** Begin RECORDS FOR THE TASK **

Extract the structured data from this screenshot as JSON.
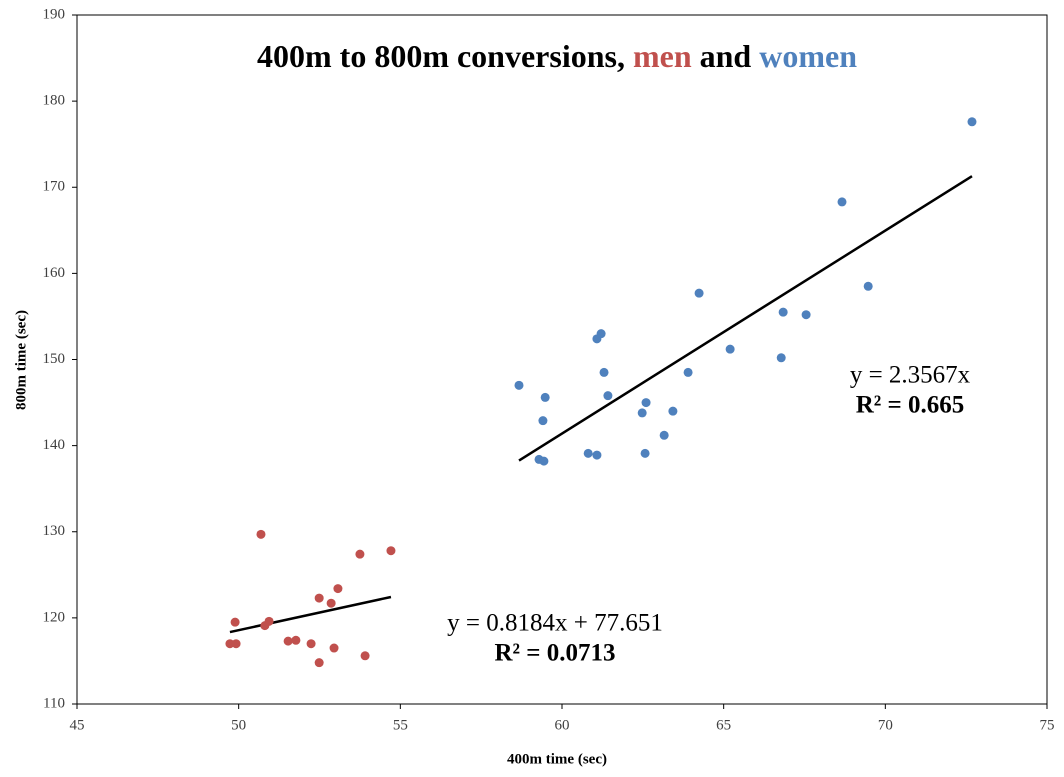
{
  "chart_data": {
    "type": "scatter",
    "title_parts": [
      "400m to 800m conversions,",
      "men",
      "and",
      "women"
    ],
    "x_label": "400m time (sec)",
    "y_label": "800m time (sec)",
    "xlim": [
      45,
      75
    ],
    "xticks": [
      45,
      50,
      55,
      60,
      65,
      70,
      75
    ],
    "ylim": [
      110,
      190
    ],
    "yticks": [
      110,
      120,
      130,
      140,
      150,
      160,
      170,
      180,
      190
    ],
    "grid": false,
    "series": [
      {
        "name": "men",
        "color": "#c0504d",
        "x": [
          49.73,
          49.92,
          49.89,
          50.69,
          50.81,
          50.94,
          51.53,
          51.77,
          52.24,
          52.49,
          52.49,
          52.86,
          52.95,
          53.07,
          53.75,
          53.91,
          54.71
        ],
        "values": [
          117.0,
          117.0,
          119.5,
          129.7,
          119.1,
          119.6,
          117.3,
          117.4,
          117.0,
          114.8,
          122.3,
          121.7,
          116.5,
          123.4,
          127.4,
          115.6,
          127.8
        ],
        "trendline": {
          "slope": 0.8184,
          "intercept": 77.651,
          "equation": "y = 0.8184x + 77.651",
          "r2_label": "R² = 0.0713"
        }
      },
      {
        "name": "women",
        "color": "#4f81bd",
        "x": [
          58.67,
          59.48,
          59.41,
          59.29,
          59.44,
          60.81,
          61.08,
          61.08,
          61.21,
          61.3,
          61.42,
          62.48,
          62.57,
          62.6,
          63.16,
          63.43,
          63.9,
          64.24,
          65.2,
          66.78,
          66.84,
          67.55,
          68.66,
          69.47,
          72.68
        ],
        "values": [
          147.0,
          145.6,
          142.9,
          138.4,
          138.2,
          139.1,
          138.9,
          152.4,
          153.0,
          148.5,
          145.8,
          143.8,
          139.1,
          145.0,
          141.2,
          144.0,
          148.5,
          157.7,
          151.2,
          150.2,
          155.5,
          155.2,
          168.3,
          158.5,
          177.6
        ],
        "trendline": {
          "slope": 2.3567,
          "intercept": 0,
          "equation": "y = 2.3567x",
          "r2_label": "R² = 0.665"
        }
      }
    ]
  }
}
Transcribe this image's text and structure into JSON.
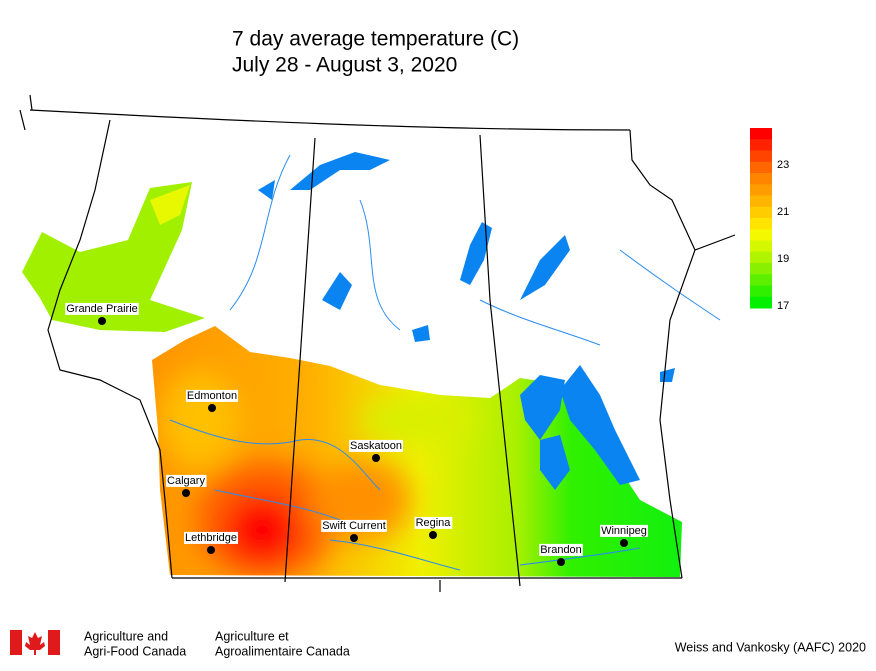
{
  "title": [
    "7 day average temperature (C)",
    "July 28 - August 3, 2020"
  ],
  "legend": {
    "colors": [
      "#ff0000",
      "#ff2200",
      "#ff4400",
      "#ff6600",
      "#ff8400",
      "#ff9c00",
      "#ffb400",
      "#ffcc00",
      "#ffe400",
      "#f4f800",
      "#d4f800",
      "#b0f400",
      "#88f000",
      "#5cf000",
      "#30f000",
      "#00f000"
    ],
    "ticks": [
      "23",
      "21",
      "19",
      "17"
    ]
  },
  "cities": [
    "Grande Prairie",
    "Edmonton",
    "Calgary",
    "Lethbridge",
    "Saskatoon",
    "Swift Current",
    "Regina",
    "Brandon",
    "Winnipeg"
  ],
  "footer": {
    "agency_en": [
      "Agriculture and",
      "Agri-Food Canada"
    ],
    "agency_fr": [
      "Agriculture et",
      "Agroalimentaire Canada"
    ],
    "credit": "Weiss and Vankosky (AAFC) 2020"
  }
}
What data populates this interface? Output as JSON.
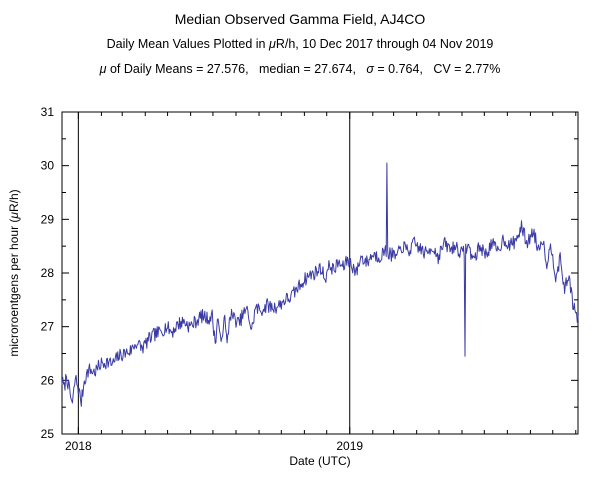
{
  "header": {
    "title": "Median Observed Gamma Field, AJ4CO",
    "subtitle_parts": {
      "pre": "Daily Mean Values Plotted in ",
      "mu": "μ",
      "post": "R/h, 10 Dec 2017 through 04 Nov 2019"
    },
    "stats_parts": {
      "mu": "μ",
      "mid": " of Daily Means = 27.576,   median = 27.674,   ",
      "sigma": "σ",
      "end": " = 0.764,   CV = 2.77%"
    }
  },
  "chart_data": {
    "type": "line",
    "title": "Median Observed Gamma Field, AJ4CO",
    "subtitle": "Daily Mean Values Plotted in μR/h, 10 Dec 2017 through 04 Nov 2019",
    "stats": {
      "mean_of_daily_means": 27.576,
      "median": 27.674,
      "sigma": 0.764,
      "cv_percent": 2.77
    },
    "xlabel": "Date (UTC)",
    "ylabel": "microroentgens per hour (μR/h)",
    "ylabel_parts": {
      "pre": "microroentgens per hour (",
      "mu": "μ",
      "post": "R/h)"
    },
    "ylim": [
      25,
      31
    ],
    "yticks": [
      25,
      26,
      27,
      28,
      29,
      30,
      31
    ],
    "x_start_date": "10 Dec 2017",
    "x_end_date": "04 Nov 2019",
    "x_domain_days": [
      0,
      694
    ],
    "year_marks": [
      {
        "label": "2018",
        "day": 22
      },
      {
        "label": "2019",
        "day": 387
      }
    ],
    "month_tick_days": [
      53,
      81,
      112,
      142,
      173,
      203,
      234,
      265,
      295,
      326,
      356,
      418,
      446,
      477,
      507,
      538,
      568,
      599,
      630,
      660,
      691
    ],
    "grid": "vertical-lines-at-year-starts",
    "legend": "none",
    "line_color": "#3a3aa5",
    "noise_amplitude": 0.13,
    "series_keypoints": [
      [
        0,
        26.0
      ],
      [
        3,
        25.85
      ],
      [
        6,
        26.1
      ],
      [
        10,
        25.8
      ],
      [
        14,
        25.55
      ],
      [
        18,
        26.05
      ],
      [
        22,
        25.85
      ],
      [
        26,
        25.6
      ],
      [
        30,
        26.0
      ],
      [
        36,
        26.2
      ],
      [
        44,
        26.15
      ],
      [
        52,
        26.3
      ],
      [
        60,
        26.35
      ],
      [
        68,
        26.3
      ],
      [
        76,
        26.45
      ],
      [
        84,
        26.5
      ],
      [
        92,
        26.55
      ],
      [
        100,
        26.7
      ],
      [
        108,
        26.6
      ],
      [
        116,
        26.75
      ],
      [
        124,
        26.85
      ],
      [
        132,
        26.9
      ],
      [
        140,
        27.0
      ],
      [
        148,
        26.9
      ],
      [
        156,
        27.05
      ],
      [
        164,
        27.1
      ],
      [
        172,
        27.0
      ],
      [
        180,
        27.1
      ],
      [
        188,
        27.2
      ],
      [
        196,
        27.15
      ],
      [
        202,
        27.2
      ],
      [
        206,
        26.7
      ],
      [
        210,
        27.2
      ],
      [
        214,
        26.6
      ],
      [
        218,
        27.25
      ],
      [
        222,
        26.65
      ],
      [
        226,
        27.25
      ],
      [
        232,
        27.15
      ],
      [
        238,
        27.05
      ],
      [
        244,
        27.25
      ],
      [
        250,
        27.3
      ],
      [
        255,
        26.9
      ],
      [
        260,
        27.35
      ],
      [
        268,
        27.3
      ],
      [
        276,
        27.4
      ],
      [
        284,
        27.35
      ],
      [
        292,
        27.4
      ],
      [
        300,
        27.5
      ],
      [
        308,
        27.55
      ],
      [
        316,
        27.7
      ],
      [
        324,
        27.85
      ],
      [
        332,
        27.95
      ],
      [
        340,
        28.0
      ],
      [
        348,
        28.1
      ],
      [
        354,
        27.9
      ],
      [
        360,
        28.15
      ],
      [
        366,
        28.05
      ],
      [
        372,
        28.2
      ],
      [
        378,
        28.1
      ],
      [
        384,
        28.25
      ],
      [
        390,
        28.15
      ],
      [
        396,
        28.0
      ],
      [
        402,
        28.3
      ],
      [
        410,
        28.2
      ],
      [
        418,
        28.35
      ],
      [
        426,
        28.3
      ],
      [
        434,
        28.4
      ],
      [
        442,
        28.35
      ],
      [
        450,
        28.3
      ],
      [
        458,
        28.5
      ],
      [
        466,
        28.4
      ],
      [
        474,
        28.55
      ],
      [
        482,
        28.45
      ],
      [
        490,
        28.35
      ],
      [
        498,
        28.5
      ],
      [
        506,
        28.3
      ],
      [
        514,
        28.55
      ],
      [
        522,
        28.45
      ],
      [
        530,
        28.5
      ],
      [
        538,
        28.35
      ],
      [
        546,
        28.5
      ],
      [
        554,
        28.25
      ],
      [
        562,
        28.5
      ],
      [
        570,
        28.35
      ],
      [
        578,
        28.55
      ],
      [
        586,
        28.4
      ],
      [
        594,
        28.65
      ],
      [
        602,
        28.5
      ],
      [
        610,
        28.6
      ],
      [
        618,
        28.85
      ],
      [
        626,
        28.55
      ],
      [
        634,
        28.8
      ],
      [
        640,
        28.45
      ],
      [
        646,
        28.65
      ],
      [
        652,
        28.2
      ],
      [
        658,
        28.5
      ],
      [
        664,
        27.95
      ],
      [
        670,
        28.25
      ],
      [
        676,
        27.7
      ],
      [
        682,
        27.95
      ],
      [
        688,
        27.35
      ],
      [
        694,
        27.15
      ]
    ],
    "anomalies": [
      {
        "day": 437,
        "value": 30.05
      },
      {
        "day": 542,
        "value": 26.45
      }
    ]
  }
}
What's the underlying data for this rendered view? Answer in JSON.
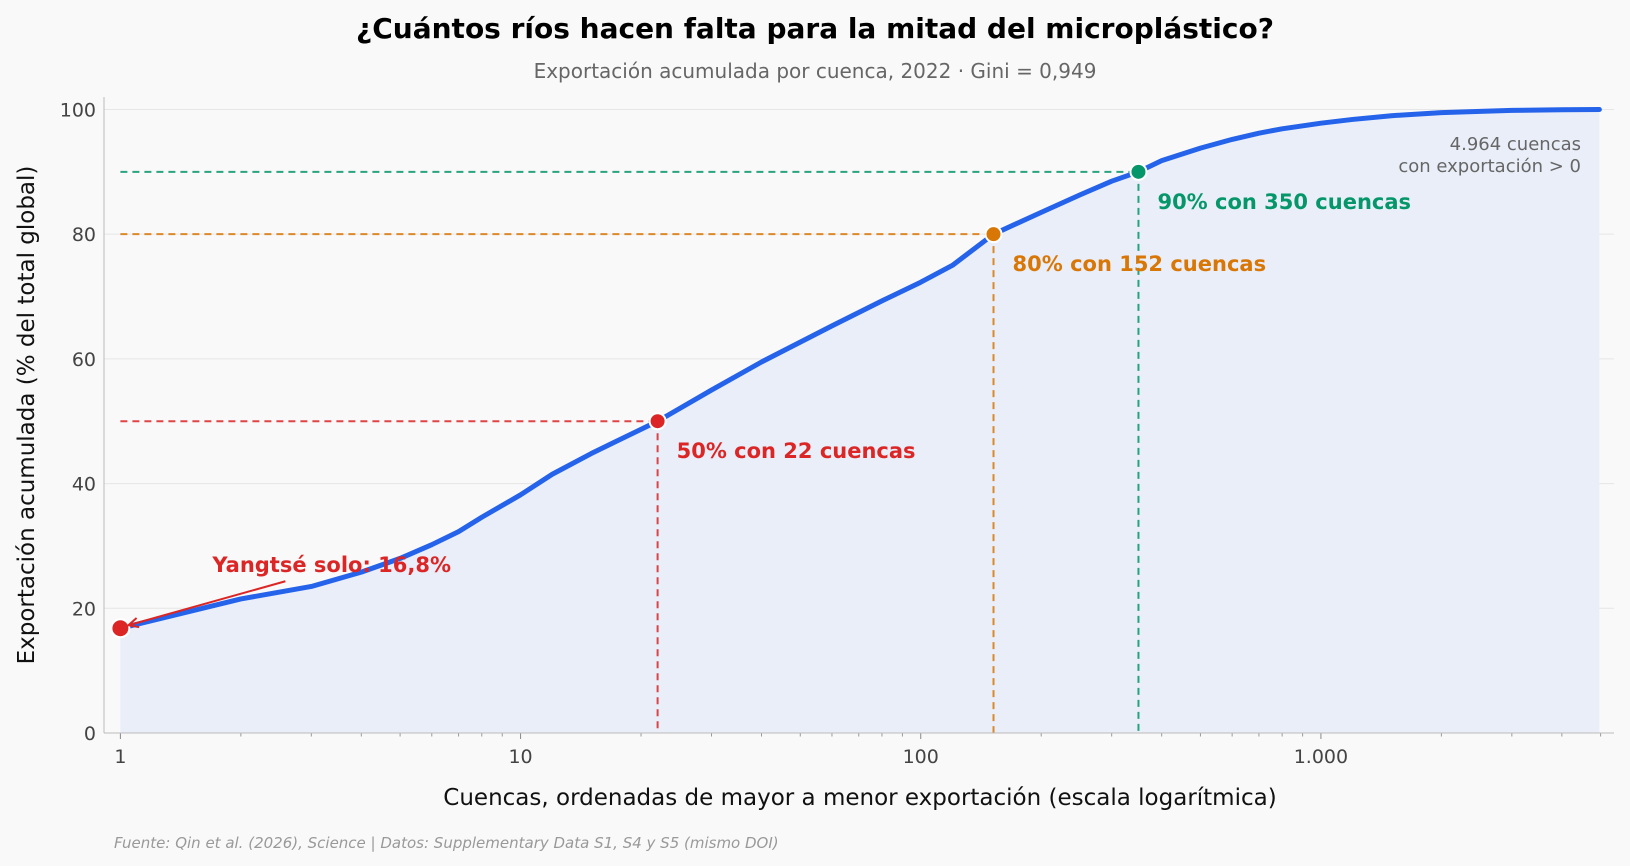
{
  "chart_data": {
    "type": "line",
    "title": "¿Cuántos ríos hacen falta para la mitad del microplástico?",
    "subtitle": "Exportación acumulada por cuenca, 2022 · Gini = 0,949",
    "xlabel": "Cuencas, ordenadas de mayor a menor exportación (escala logarítmica)",
    "ylabel": "Exportación acumulada (% del total global)",
    "x_scale": "log",
    "xlim": [
      0.91,
      5400
    ],
    "ylim": [
      0,
      102
    ],
    "x_ticks": [
      {
        "value": 1,
        "label": "1"
      },
      {
        "value": 10,
        "label": "10"
      },
      {
        "value": 100,
        "label": "100"
      },
      {
        "value": 1000,
        "label": "1.000"
      }
    ],
    "y_ticks": [
      {
        "value": 0,
        "label": "0"
      },
      {
        "value": 20,
        "label": "20"
      },
      {
        "value": 40,
        "label": "40"
      },
      {
        "value": 60,
        "label": "60"
      },
      {
        "value": 80,
        "label": "80"
      },
      {
        "value": 100,
        "label": "100"
      }
    ],
    "grid": "horizontal",
    "series": [
      {
        "color": "#2563eb",
        "fill": "#e9eef9",
        "x": [
          1,
          2,
          3,
          4,
          5,
          6,
          7,
          8,
          10,
          12,
          15,
          17,
          22,
          30,
          40,
          60,
          80,
          100,
          120,
          152,
          200,
          250,
          300,
          350,
          400,
          500,
          600,
          700,
          800,
          1000,
          1200,
          1500,
          2000,
          2500,
          3000,
          4000,
          4964
        ],
        "y": [
          16.8,
          21.5,
          23.5,
          25.8,
          28.0,
          30.2,
          32.3,
          34.6,
          38.2,
          41.5,
          44.8,
          46.5,
          50,
          55.0,
          59.5,
          65.3,
          69.3,
          72.3,
          75.0,
          80,
          83.5,
          86.3,
          88.5,
          90,
          91.8,
          93.8,
          95.2,
          96.2,
          96.9,
          97.8,
          98.4,
          99.0,
          99.5,
          99.7,
          99.85,
          99.95,
          100
        ]
      }
    ],
    "markers": [
      {
        "x": 22,
        "y": 50,
        "color": "#dc2626",
        "label": "50% con 22 cuencas"
      },
      {
        "x": 152,
        "y": 80,
        "color": "#d97706",
        "label": "80% con 152 cuencas"
      },
      {
        "x": 350,
        "y": 90,
        "color": "#059669",
        "label": "90% con 350 cuencas"
      }
    ],
    "highlight": {
      "x": 1,
      "y": 16.8,
      "color": "#dc2626",
      "label": "Yangtsé solo: 16,8%"
    },
    "note": [
      "4.964 cuencas",
      "con exportación > 0"
    ],
    "source": "Fuente: Qin et al. (2026), Science | Datos: Supplementary Data S1, S4 y S5 (mismo DOI)"
  }
}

** End RECORDS FOR THE TASK **

• _DIRECTION_
Extract all lines that hold the word "grid".

• _TASK OUTPUT_
    "grid": false,
    "grid": "vertical-lines-at-year-starts",
    "grid": "horizontal",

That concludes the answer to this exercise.